## Directions
A. In the blog post about the weekend getaway, in what year was the Dearborn Inn built?
B. Continue the blog post about the Dearborn Inn getaway, starting after its last sentence.
***** Text block
Now that all of my pressing deadlines are behind me I can give this project my full attention again. The pieced blocks are already done. You can see that the applique parts are nearly done. I really love this design, I want to do some really special embellishing on this quilt, using the techniques included in my new book. What do you think?

Run away, run away!

May 4th, 2009

It’s not the boulder in the road, it’s the pebble in the shoe. We can summon up great courage to conquer the difficult obstacles in our lives only to be felled by small, daily annoyances. 

Not so long ago Kent and I were both running ragged. He was juggling several difficult projects. After working long and hard days even the ride home in his beloved Mustang couldn’t cheer him up. 

I was snowed under with prep for AQS on top of at least six other deadlines. One of the downsides to working at home is that it’s really hard to come home from work. Even though I can close the door between the studio and the rest of the house it’s hard to relax knowing the mess will still be there in the morning. 

So, I hatched a plan. “I’m running away from home next weekend”, I said to Kent. “Want to come with me? I don’t know where I’m going; anywhere will do, as long as it’s not here.”

 “Too busy,” he said, “too much to do.” 

“Hmm,” says I. 

It only took him two days to come around to my way of thinking. So, after a little discussion we decided to head south, to the Dearborn Inn, near Henry Ford Museum and GreenfieldVillage.

Built in 1931 adjacent to Ford’s landing strip, it was the first “airport” hotel in the world. Designed to look and feel like a New England inn, the Dearborn Inn is rich in architectural details. Kent and I both love old buildings. It is fair to say that they just don’t build them like that any more. The lobby is gorgeous.

I love the black and white tile floor. Set on point, it enlarges an already grand space. We use this idea in our quilts all the time. Rotated a simple forty-five degrees and our pieced blocks take on a whole new look.

Filling the spaces between the conversations areas, the tile both sets the areas apart, lending a feel a privacy in this very public space, and joins them together to retain the grand sweep of the room.

The simple, graphic lines remind me of grid quilting, which provides a perfect counter point to the curves of applique.
**********
***** Extracted information
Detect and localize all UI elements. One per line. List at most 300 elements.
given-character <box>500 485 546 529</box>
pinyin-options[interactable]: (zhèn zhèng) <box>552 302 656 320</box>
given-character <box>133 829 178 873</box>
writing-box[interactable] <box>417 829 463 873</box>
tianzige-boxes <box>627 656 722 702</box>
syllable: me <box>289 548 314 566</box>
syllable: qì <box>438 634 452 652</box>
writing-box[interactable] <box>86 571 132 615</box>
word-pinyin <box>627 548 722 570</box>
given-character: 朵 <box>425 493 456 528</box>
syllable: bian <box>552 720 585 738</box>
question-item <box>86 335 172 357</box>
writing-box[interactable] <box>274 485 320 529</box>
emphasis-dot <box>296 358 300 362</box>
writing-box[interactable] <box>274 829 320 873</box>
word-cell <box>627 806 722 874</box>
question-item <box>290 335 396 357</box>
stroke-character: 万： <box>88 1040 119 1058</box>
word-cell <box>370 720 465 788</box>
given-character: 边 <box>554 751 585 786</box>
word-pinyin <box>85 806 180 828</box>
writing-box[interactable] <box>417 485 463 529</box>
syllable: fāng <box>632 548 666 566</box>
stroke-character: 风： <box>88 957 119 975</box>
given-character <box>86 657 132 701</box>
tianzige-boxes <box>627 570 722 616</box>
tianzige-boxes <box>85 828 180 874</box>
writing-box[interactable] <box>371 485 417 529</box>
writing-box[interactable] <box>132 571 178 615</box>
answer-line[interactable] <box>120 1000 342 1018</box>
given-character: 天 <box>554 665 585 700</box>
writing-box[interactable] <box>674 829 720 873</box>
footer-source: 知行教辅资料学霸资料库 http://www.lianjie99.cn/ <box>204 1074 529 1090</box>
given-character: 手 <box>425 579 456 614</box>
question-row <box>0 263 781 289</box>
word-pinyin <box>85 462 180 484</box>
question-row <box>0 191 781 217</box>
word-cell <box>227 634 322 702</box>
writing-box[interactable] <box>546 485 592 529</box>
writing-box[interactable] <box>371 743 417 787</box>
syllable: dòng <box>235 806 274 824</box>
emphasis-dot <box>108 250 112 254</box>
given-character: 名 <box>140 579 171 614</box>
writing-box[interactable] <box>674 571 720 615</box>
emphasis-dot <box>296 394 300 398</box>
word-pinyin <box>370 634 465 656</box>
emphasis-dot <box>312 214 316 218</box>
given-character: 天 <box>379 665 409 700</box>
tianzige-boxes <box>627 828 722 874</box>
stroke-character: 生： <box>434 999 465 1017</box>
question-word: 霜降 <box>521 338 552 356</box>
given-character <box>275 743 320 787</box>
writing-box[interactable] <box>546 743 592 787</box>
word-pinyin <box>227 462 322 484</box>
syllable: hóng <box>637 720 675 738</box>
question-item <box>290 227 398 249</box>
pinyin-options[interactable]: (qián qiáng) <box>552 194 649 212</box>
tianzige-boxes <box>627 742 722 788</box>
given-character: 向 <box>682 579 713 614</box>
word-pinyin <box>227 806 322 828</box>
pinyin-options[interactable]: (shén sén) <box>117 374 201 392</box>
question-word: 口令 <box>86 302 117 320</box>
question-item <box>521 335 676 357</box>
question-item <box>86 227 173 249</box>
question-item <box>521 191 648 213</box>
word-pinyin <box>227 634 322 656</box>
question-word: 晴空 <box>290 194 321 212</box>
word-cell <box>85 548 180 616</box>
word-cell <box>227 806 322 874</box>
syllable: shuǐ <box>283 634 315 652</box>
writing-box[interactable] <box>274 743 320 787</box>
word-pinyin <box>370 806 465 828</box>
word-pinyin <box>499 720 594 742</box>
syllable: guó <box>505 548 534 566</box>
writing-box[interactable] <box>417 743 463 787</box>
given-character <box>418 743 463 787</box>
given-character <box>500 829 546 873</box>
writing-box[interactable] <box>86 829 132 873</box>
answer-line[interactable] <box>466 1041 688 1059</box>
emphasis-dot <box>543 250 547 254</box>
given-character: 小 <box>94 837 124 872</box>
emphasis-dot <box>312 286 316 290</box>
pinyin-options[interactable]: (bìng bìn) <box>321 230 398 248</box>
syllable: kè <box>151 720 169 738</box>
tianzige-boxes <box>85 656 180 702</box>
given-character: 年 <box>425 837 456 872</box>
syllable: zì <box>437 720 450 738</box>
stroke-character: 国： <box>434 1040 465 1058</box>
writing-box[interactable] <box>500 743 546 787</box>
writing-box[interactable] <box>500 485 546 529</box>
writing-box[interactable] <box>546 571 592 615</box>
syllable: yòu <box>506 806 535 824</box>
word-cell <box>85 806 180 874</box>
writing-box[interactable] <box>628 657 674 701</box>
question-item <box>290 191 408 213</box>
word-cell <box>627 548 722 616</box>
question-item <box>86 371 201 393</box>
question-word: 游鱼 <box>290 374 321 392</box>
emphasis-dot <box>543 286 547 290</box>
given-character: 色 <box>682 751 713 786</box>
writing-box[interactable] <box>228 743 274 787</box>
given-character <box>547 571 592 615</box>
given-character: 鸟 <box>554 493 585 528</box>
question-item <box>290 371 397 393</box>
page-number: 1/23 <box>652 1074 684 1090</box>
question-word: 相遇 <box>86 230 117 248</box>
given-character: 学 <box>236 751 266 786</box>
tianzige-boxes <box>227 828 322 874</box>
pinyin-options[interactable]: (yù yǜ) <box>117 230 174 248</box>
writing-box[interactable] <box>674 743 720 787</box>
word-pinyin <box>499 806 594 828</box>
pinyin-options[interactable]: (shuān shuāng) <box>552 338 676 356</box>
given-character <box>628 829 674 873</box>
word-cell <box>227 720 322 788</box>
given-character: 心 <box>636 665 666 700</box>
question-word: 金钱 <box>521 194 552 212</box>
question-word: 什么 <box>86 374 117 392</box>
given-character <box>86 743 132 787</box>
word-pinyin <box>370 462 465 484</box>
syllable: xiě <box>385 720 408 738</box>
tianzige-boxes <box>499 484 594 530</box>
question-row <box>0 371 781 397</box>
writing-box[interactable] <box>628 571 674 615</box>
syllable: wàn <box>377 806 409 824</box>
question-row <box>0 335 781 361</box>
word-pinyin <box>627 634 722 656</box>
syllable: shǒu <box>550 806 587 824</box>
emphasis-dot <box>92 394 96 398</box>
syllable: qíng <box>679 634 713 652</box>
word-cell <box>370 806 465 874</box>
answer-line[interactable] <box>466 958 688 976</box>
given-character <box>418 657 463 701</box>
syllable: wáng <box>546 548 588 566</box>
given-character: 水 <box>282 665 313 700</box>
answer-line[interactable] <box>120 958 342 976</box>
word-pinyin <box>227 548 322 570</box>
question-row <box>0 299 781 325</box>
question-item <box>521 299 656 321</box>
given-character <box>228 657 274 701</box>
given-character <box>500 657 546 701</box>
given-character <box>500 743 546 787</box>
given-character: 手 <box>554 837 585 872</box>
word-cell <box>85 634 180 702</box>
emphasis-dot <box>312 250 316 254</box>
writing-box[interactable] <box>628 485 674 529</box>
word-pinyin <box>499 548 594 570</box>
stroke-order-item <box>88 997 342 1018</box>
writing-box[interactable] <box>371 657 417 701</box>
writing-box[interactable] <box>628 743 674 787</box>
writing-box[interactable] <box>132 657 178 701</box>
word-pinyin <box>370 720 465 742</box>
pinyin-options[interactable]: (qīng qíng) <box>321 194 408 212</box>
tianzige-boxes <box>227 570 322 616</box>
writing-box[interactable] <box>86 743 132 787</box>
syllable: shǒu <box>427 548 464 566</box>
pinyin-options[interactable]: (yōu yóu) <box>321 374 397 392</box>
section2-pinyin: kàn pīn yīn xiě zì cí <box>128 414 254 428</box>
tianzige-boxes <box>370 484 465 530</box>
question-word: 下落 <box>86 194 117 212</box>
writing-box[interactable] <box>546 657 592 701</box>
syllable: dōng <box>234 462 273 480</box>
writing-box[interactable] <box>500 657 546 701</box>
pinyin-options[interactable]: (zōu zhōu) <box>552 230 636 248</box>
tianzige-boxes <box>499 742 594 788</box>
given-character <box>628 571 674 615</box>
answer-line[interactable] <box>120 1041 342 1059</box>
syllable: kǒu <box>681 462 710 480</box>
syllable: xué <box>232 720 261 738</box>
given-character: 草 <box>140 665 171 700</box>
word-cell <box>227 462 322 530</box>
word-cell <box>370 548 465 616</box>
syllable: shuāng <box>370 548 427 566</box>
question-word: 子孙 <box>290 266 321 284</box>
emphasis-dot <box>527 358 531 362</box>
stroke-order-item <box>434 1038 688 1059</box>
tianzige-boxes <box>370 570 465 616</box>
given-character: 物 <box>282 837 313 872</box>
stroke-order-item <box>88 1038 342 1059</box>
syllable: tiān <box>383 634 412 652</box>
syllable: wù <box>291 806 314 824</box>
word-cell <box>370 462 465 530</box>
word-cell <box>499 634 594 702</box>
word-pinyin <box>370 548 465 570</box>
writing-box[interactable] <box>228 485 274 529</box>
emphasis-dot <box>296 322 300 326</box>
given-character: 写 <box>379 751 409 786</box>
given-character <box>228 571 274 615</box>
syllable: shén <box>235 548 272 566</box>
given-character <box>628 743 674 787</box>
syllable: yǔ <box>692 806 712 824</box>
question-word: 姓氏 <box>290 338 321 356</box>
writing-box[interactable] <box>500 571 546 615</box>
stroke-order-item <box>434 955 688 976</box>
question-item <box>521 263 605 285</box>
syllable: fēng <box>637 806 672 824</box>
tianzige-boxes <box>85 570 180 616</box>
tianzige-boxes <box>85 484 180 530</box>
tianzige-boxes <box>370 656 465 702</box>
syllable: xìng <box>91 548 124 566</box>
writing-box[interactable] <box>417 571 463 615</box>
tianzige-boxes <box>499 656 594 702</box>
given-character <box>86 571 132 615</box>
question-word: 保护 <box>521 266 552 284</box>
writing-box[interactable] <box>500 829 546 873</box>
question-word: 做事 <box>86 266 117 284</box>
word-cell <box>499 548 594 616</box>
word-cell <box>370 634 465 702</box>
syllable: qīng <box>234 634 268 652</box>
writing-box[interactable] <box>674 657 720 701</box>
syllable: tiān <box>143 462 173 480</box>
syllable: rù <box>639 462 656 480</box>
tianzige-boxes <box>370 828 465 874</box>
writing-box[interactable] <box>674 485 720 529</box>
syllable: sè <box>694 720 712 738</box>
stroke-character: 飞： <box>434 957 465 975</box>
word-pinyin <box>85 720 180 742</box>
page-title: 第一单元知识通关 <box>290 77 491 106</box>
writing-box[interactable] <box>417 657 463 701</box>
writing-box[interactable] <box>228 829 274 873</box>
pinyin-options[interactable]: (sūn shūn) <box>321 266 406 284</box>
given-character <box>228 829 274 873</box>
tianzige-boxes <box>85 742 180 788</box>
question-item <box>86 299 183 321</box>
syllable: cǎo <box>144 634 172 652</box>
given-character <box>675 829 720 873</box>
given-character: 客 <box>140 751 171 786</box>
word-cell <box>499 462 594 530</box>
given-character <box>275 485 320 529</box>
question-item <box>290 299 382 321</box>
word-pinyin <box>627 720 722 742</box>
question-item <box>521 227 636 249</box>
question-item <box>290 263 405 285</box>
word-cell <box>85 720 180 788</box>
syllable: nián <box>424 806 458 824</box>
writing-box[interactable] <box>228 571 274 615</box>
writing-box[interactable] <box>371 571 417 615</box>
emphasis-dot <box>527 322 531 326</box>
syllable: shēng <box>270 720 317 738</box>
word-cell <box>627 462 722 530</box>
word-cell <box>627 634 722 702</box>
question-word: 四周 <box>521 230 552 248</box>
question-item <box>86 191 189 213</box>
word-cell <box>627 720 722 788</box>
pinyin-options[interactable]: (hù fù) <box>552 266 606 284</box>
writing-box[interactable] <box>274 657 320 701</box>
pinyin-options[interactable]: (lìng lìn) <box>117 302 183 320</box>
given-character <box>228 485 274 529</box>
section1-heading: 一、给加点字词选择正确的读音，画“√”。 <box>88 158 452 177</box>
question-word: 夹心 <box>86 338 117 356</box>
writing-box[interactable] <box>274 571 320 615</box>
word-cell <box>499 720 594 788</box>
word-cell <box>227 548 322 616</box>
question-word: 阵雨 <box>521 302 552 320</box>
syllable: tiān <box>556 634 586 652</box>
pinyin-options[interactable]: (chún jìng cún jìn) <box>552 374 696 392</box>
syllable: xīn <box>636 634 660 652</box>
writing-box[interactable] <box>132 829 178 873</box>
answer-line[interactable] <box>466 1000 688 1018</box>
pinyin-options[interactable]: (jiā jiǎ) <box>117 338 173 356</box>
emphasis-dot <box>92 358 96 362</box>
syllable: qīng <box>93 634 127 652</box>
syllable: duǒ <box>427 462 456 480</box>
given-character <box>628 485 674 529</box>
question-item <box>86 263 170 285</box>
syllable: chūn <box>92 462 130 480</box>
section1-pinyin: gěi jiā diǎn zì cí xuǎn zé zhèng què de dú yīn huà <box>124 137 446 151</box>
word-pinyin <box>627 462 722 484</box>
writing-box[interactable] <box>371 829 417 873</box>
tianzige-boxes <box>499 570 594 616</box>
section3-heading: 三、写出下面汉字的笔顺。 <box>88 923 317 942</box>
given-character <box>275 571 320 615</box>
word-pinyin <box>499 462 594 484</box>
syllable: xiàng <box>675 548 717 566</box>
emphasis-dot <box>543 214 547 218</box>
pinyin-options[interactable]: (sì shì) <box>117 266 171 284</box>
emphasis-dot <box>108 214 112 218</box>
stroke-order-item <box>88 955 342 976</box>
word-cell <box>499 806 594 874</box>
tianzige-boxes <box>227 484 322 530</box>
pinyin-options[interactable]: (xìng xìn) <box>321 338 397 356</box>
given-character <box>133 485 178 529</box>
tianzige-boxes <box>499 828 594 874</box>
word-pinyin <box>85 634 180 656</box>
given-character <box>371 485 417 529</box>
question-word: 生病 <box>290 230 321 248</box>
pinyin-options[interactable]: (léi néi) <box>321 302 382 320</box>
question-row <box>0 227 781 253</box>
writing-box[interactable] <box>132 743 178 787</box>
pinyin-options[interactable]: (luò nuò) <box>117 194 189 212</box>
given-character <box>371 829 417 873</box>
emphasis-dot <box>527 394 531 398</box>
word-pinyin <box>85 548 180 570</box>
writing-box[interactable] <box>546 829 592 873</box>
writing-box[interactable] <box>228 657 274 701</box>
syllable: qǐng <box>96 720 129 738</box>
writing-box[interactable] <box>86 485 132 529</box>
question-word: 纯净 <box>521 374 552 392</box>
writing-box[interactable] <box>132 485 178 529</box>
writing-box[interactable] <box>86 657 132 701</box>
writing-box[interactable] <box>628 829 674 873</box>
**********
## Written responses
A. 1931

B.
Isn’t that chandelier to die for? I love the dental trim around the ceiling, and the fluted columns flanking the fireplace. The glossy white painted woodwork stands out nicely against the pale yellow walls.

Even the carpets caught my attention.

Just look at those flowers! I’m particulary taken by the dots on the ribbons. I suspect that will show up in one of my quilts someday.

The court yard behind the Inn is encircled by several “cottages”. Modeled on famous early American’s homes, they are also rooms to let. I love the garden in the foreground. I think that’s what I need to do between the garage and the patio.

While I was busy oogling the furnishings at the Inn, Kent zeroed right in on the Ford Proving Grounds next door. This Mustang is special in some way that only car nerds would know. But it had Kent’s heart pumping.

The weekend away was a smashing success. We giggled, we slept in, we ate out. Our first dinner out was spent hashing out our work frustrations, and then after that, work was banished from our conversations.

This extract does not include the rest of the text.